▶ Work to be completed
Repeat the listing exactly as given, omitting every image.

▶ Information supplied
+ + + + + + +

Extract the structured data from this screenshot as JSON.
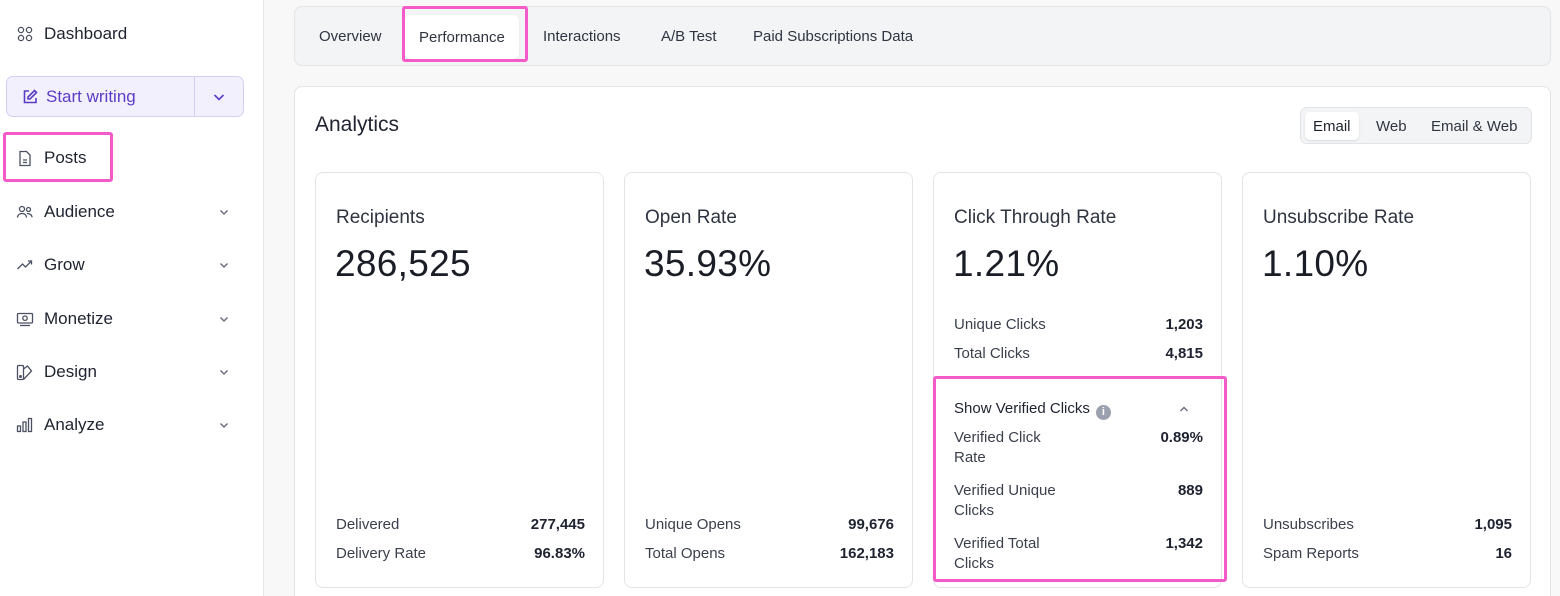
{
  "sidebar": {
    "dashboard": "Dashboard",
    "start_writing": "Start writing",
    "items": [
      {
        "label": "Posts",
        "icon": "file-icon"
      },
      {
        "label": "Audience",
        "icon": "users-icon"
      },
      {
        "label": "Grow",
        "icon": "trend-up-icon"
      },
      {
        "label": "Monetize",
        "icon": "money-icon"
      },
      {
        "label": "Design",
        "icon": "palette-icon"
      },
      {
        "label": "Analyze",
        "icon": "bar-chart-icon"
      }
    ]
  },
  "tabs": [
    {
      "label": "Overview"
    },
    {
      "label": "Performance",
      "active": true
    },
    {
      "label": "Interactions"
    },
    {
      "label": "A/B Test"
    },
    {
      "label": "Paid Subscriptions Data"
    }
  ],
  "analytics": {
    "title": "Analytics",
    "segments": [
      {
        "label": "Email",
        "active": true
      },
      {
        "label": "Web"
      },
      {
        "label": "Email & Web"
      }
    ],
    "cards": {
      "recipients": {
        "title": "Recipients",
        "value": "286,525",
        "rows": [
          {
            "label": "Delivered",
            "value": "277,445"
          },
          {
            "label": "Delivery Rate",
            "value": "96.83%"
          }
        ]
      },
      "open_rate": {
        "title": "Open Rate",
        "value": "35.93%",
        "rows": [
          {
            "label": "Unique Opens",
            "value": "99,676"
          },
          {
            "label": "Total Opens",
            "value": "162,183"
          }
        ]
      },
      "ctr": {
        "title": "Click Through Rate",
        "value": "1.21%",
        "rows": [
          {
            "label": "Unique Clicks",
            "value": "1,203"
          },
          {
            "label": "Total Clicks",
            "value": "4,815"
          }
        ],
        "verified_toggle": "Show Verified Clicks",
        "verified_rows": [
          {
            "label_line1": "Verified Click",
            "label_line2": "Rate",
            "value": "0.89%"
          },
          {
            "label_line1": "Verified Unique",
            "label_line2": "Clicks",
            "value": "889"
          },
          {
            "label_line1": "Verified Total",
            "label_line2": "Clicks",
            "value": "1,342"
          }
        ]
      },
      "unsubscribe": {
        "title": "Unsubscribe Rate",
        "value": "1.10%",
        "rows": [
          {
            "label": "Unsubscribes",
            "value": "1,095"
          },
          {
            "label": "Spam Reports",
            "value": "16"
          }
        ]
      }
    }
  },
  "colors": {
    "highlight": "#f45ac8",
    "accent": "#5b3cc4"
  }
}
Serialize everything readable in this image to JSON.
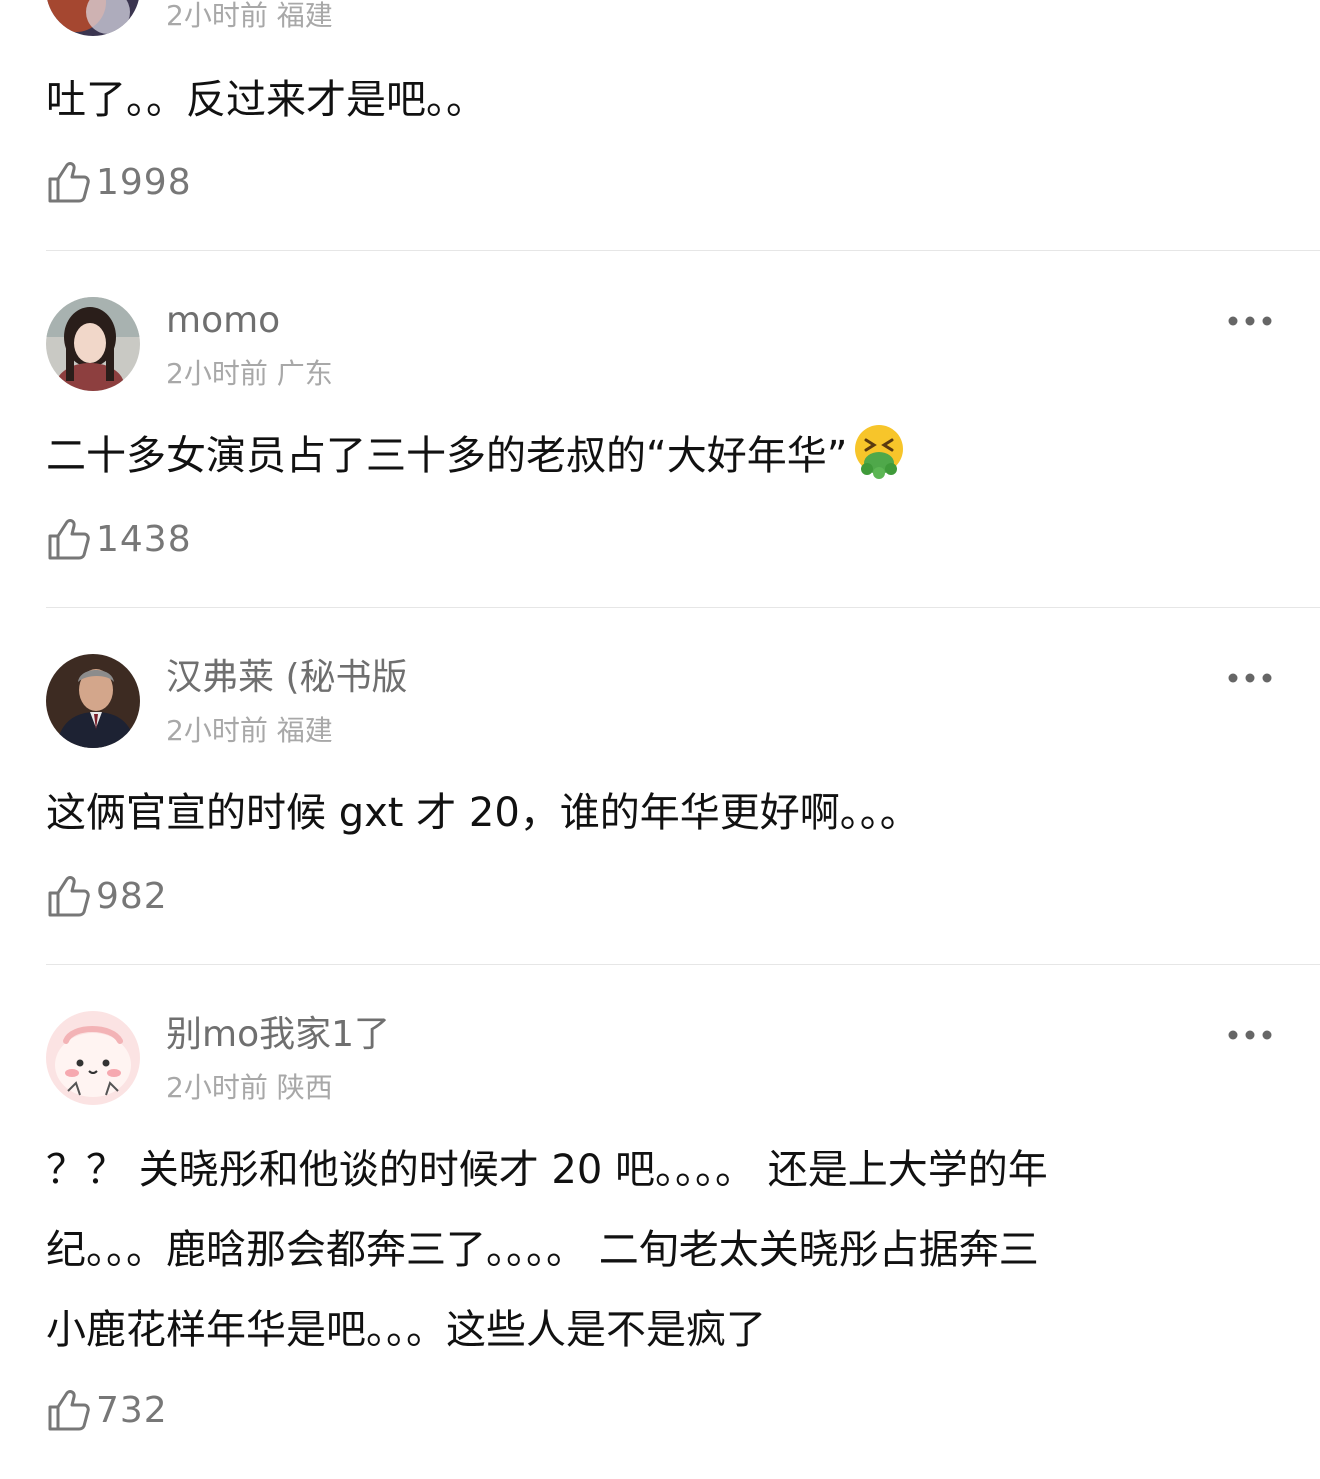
{
  "comments": [
    {
      "meta": "2小时前 福建",
      "text": "吐了。。反过来才是吧。。",
      "likes": "1998"
    },
    {
      "username": "momo",
      "meta": "2小时前 广东",
      "text": "二十多女演员占了三十多的老叔的“大好年华”",
      "emoji": "vomiting-face-icon",
      "likes": "1438"
    },
    {
      "username": "汉弗莱 (秘书版",
      "meta": "2小时前 福建",
      "text": "这俩官宣的时候 gxt 才 20，谁的年华更好啊。。。",
      "likes": "982"
    },
    {
      "username": "别mo我家1了",
      "meta": "2小时前 陕西",
      "text_lines": [
        "？？ 关晓彤和他谈的时候才 20 吧。。。。 还是上大学的年",
        "纪。。。鹿晗那会都奔三了。。。。 二旬老太关晓彤占据奔三",
        "小鹿花样年华是吧。。。这些人是不是疯了"
      ],
      "likes": "732"
    }
  ],
  "icons": {
    "like": "thumbs-up-icon",
    "more": "more-options-icon"
  },
  "colors": {
    "username": "#6f6f6f",
    "meta": "#a8a8a8",
    "text": "#111111",
    "divider": "#e6e6e6"
  }
}
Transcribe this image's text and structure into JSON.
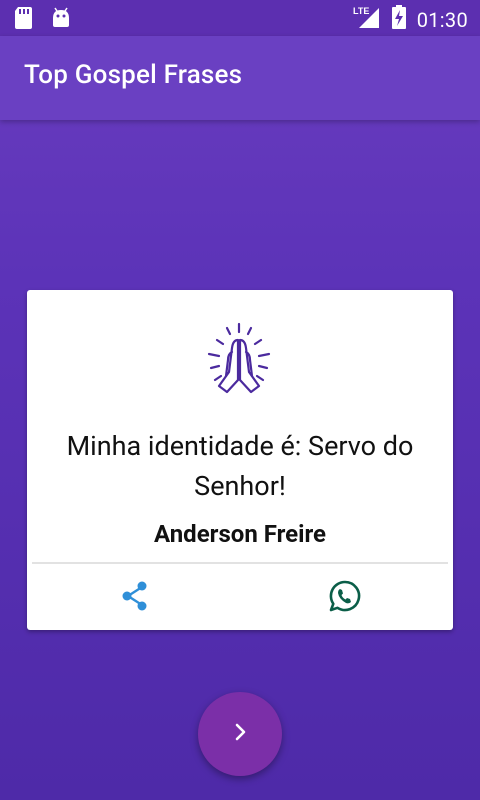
{
  "status_bar": {
    "network": "LTE",
    "time": "01:30",
    "icons": [
      "sd-card-icon",
      "android-icon",
      "lte-signal-icon",
      "battery-charging-icon"
    ]
  },
  "app_bar": {
    "title": "Top Gospel Frases"
  },
  "card": {
    "icon": "praying-hands-icon",
    "quote": "Minha identidade é: Servo do Senhor!",
    "author": "Anderson Freire",
    "actions": [
      {
        "icon": "share-icon",
        "color": "#2f8fd8"
      },
      {
        "icon": "whatsapp-icon",
        "color": "#0b5e48"
      }
    ]
  },
  "fab": {
    "icon": "chevron-right-icon",
    "color": "#7b2fa8"
  },
  "colors": {
    "background": "#5c33b8",
    "app_bar": "#6a40c2",
    "status_bar": "#5c2fb0",
    "icon_purple": "#4b2a9e"
  }
}
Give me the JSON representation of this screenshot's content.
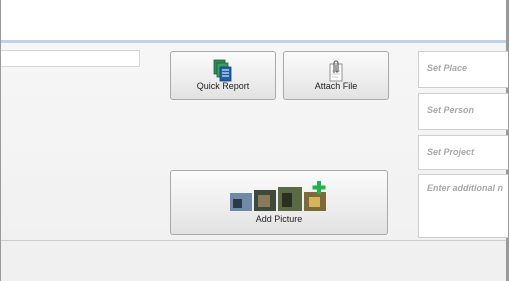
{
  "toolbar": {
    "quick_report_label": "Quick Report",
    "attach_file_label": "Attach File",
    "add_picture_label": "Add Picture"
  },
  "fields": {
    "place_placeholder": "Set Place",
    "person_placeholder": "Set Person",
    "project_placeholder": "Set Project",
    "note_placeholder": "Enter additional n"
  },
  "icons": {
    "quick_report": "stacked-documents-icon",
    "attach_file": "paperclip-document-icon",
    "add_picture": "photo-strip-add-icon"
  },
  "colors": {
    "header_accent": "#bcd3ea",
    "add_plus": "#22b14c",
    "doc_stack_green": "#2e8b57",
    "doc_stack_blue": "#1f5fa8"
  }
}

+ + + + + + +

▶ Exercise result
Extract the structured data from this screenshot as JSON.
{
  "sidebar": {
    "dashboard": "Dashboard",
    "start_writing": "Start writing",
    "items": [
      {
        "label": "Posts",
        "icon": "file-icon"
      },
      {
        "label": "Audience",
        "icon": "users-icon"
      },
      {
        "label": "Grow",
        "icon": "trend-up-icon"
      },
      {
        "label": "Monetize",
        "icon": "money-icon"
      },
      {
        "label": "Design",
        "icon": "palette-icon"
      },
      {
        "label": "Analyze",
        "icon": "bar-chart-icon"
      }
    ]
  },
  "tabs": [
    {
      "label": "Overview"
    },
    {
      "label": "Performance",
      "active": true
    },
    {
      "label": "Interactions"
    },
    {
      "label": "A/B Test"
    },
    {
      "label": "Paid Subscriptions Data"
    }
  ],
  "analytics": {
    "title": "Analytics",
    "segments": [
      {
        "label": "Email",
        "active": true
      },
      {
        "label": "Web"
      },
      {
        "label": "Email & Web"
      }
    ],
    "cards": {
      "recipients": {
        "title": "Recipients",
        "value": "286,525",
        "rows": [
          {
            "label": "Delivered",
            "value": "277,445"
          },
          {
            "label": "Delivery Rate",
            "value": "96.83%"
          }
        ]
      },
      "open_rate": {
        "title": "Open Rate",
        "value": "35.93%",
        "rows": [
          {
            "label": "Unique Opens",
            "value": "99,676"
          },
          {
            "label": "Total Opens",
            "value": "162,183"
          }
        ]
      },
      "ctr": {
        "title": "Click Through Rate",
        "value": "1.21%",
        "rows": [
          {
            "label": "Unique Clicks",
            "value": "1,203"
          },
          {
            "label": "Total Clicks",
            "value": "4,815"
          }
        ],
        "verified_toggle": "Show Verified Clicks",
        "verified_rows": [
          {
            "label_line1": "Verified Click",
            "label_line2": "Rate",
            "value": "0.89%"
          },
          {
            "label_line1": "Verified Unique",
            "label_line2": "Clicks",
            "value": "889"
          },
          {
            "label_line1": "Verified Total",
            "label_line2": "Clicks",
            "value": "1,342"
          }
        ]
      },
      "unsubscribe": {
        "title": "Unsubscribe Rate",
        "value": "1.10%",
        "rows": [
          {
            "label": "Unsubscribes",
            "value": "1,095"
          },
          {
            "label": "Spam Reports",
            "value": "16"
          }
        ]
      }
    }
  },
  "colors": {
    "highlight": "#f45ac8",
    "accent": "#5b3cc4"
  }
}
Serialize everything readable in this image to JSON.
{
  "comments": [
    {
      "meta": "2小时前 福建",
      "text": "吐了。。反过来才是吧。。",
      "likes": "1998"
    },
    {
      "username": "momo",
      "meta": "2小时前 广东",
      "text": "二十多女演员占了三十多的老叔的“大好年华”",
      "emoji": "vomiting-face-icon",
      "likes": "1438"
    },
    {
      "username": "汉弗莱 (秘书版",
      "meta": "2小时前 福建",
      "text": "这俩官宣的时候 gxt 才 20，谁的年华更好啊。。。",
      "likes": "982"
    },
    {
      "username": "别mo我家1了",
      "meta": "2小时前 陕西",
      "text_lines": [
        "？？ 关晓彤和他谈的时候才 20 吧。。。。 还是上大学的年",
        "纪。。。鹿晗那会都奔三了。。。。 二旬老太关晓彤占据奔三",
        "小鹿花样年华是吧。。。这些人是不是疯了"
      ],
      "likes": "732"
    }
  ],
  "icons": {
    "like": "thumbs-up-icon",
    "more": "more-options-icon"
  },
  "colors": {
    "username": "#6f6f6f",
    "meta": "#a8a8a8",
    "text": "#111111",
    "divider": "#e6e6e6"
  }
}
Transcribe this image's text and structure into JSON.
{
  "status_bar": {
    "network": "LTE",
    "time": "01:30",
    "icons": [
      "sd-card-icon",
      "android-icon",
      "lte-signal-icon",
      "battery-charging-icon"
    ]
  },
  "app_bar": {
    "title": "Top Gospel Frases"
  },
  "card": {
    "icon": "praying-hands-icon",
    "quote": "Minha identidade é: Servo do Senhor!",
    "author": "Anderson Freire",
    "actions": [
      {
        "icon": "share-icon",
        "color": "#2f8fd8"
      },
      {
        "icon": "whatsapp-icon",
        "color": "#0b5e48"
      }
    ]
  },
  "fab": {
    "icon": "chevron-right-icon",
    "color": "#7b2fa8"
  },
  "colors": {
    "background": "#5c33b8",
    "app_bar": "#6a40c2",
    "status_bar": "#5c2fb0",
    "icon_purple": "#4b2a9e"
  }
}
Give me the JSON representation of this screenshot's content.
{
  "toolbar": {
    "quick_report_label": "Quick Report",
    "attach_file_label": "Attach File",
    "add_picture_label": "Add Picture"
  },
  "fields": {
    "place_placeholder": "Set Place",
    "person_placeholder": "Set Person",
    "project_placeholder": "Set Project",
    "note_placeholder": "Enter additional n"
  },
  "icons": {
    "quick_report": "stacked-documents-icon",
    "attach_file": "paperclip-document-icon",
    "add_picture": "photo-strip-add-icon"
  },
  "colors": {
    "header_accent": "#bcd3ea",
    "add_plus": "#22b14c",
    "doc_stack_green": "#2e8b57",
    "doc_stack_blue": "#1f5fa8"
  }
}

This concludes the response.